EXERCISE -
Would you filter these records and copy every line that has the word "each"?

___ RECORD EXTRACTS ___

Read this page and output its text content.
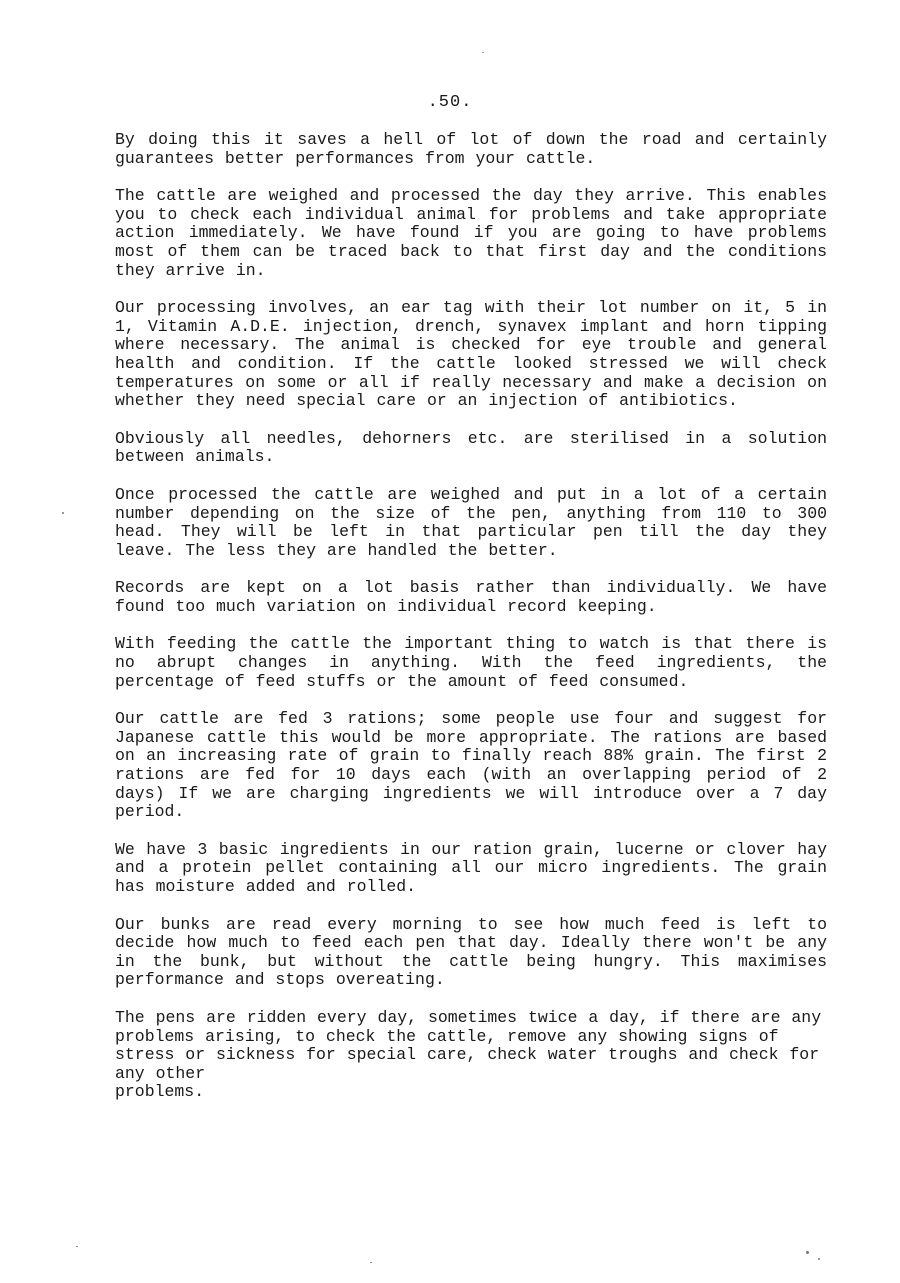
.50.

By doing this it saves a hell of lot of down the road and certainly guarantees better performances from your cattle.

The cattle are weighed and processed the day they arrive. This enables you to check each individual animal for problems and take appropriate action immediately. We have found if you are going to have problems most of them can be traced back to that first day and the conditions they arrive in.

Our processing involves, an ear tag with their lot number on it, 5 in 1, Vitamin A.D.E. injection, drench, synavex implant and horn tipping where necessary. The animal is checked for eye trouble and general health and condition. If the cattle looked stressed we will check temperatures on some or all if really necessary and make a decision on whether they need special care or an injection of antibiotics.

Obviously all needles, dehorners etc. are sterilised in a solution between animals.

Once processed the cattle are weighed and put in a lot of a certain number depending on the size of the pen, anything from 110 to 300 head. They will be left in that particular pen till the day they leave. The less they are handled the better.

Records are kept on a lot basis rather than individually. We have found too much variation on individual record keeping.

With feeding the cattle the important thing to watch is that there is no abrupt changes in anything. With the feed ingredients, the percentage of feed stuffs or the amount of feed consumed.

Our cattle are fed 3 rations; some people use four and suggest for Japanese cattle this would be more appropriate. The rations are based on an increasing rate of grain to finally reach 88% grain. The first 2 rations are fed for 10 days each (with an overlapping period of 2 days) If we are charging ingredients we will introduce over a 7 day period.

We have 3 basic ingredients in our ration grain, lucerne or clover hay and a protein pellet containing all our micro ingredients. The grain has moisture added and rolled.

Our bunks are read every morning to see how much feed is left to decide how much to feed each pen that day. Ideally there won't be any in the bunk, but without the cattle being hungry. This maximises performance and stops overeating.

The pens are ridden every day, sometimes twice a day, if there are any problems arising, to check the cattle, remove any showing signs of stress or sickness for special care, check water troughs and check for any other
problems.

___

WRITTEN REPLY -
The cattle are weighed and processed the day they arrive. This enables you to check each individual animal for problems and take appropriate action immediately. We have found if you are going to have problems most of them can be traced back to that first day and the conditions they arrive in.
Our cattle are fed 3 rations; some people use four and suggest for Japanese cattle this would be more appropriate. The rations are based on an increasing rate of grain to finally reach 88% grain. The first 2 rations are fed for 10 days each (with an overlapping period of 2 days) If we are charging ingredients we will introduce over a 7 day period.
Our bunks are read every morning to see how much feed is left to decide how much to feed each pen that day. Ideally there won't be any in the bunk, but without the cattle being hungry. This maximises performance and stops overeating.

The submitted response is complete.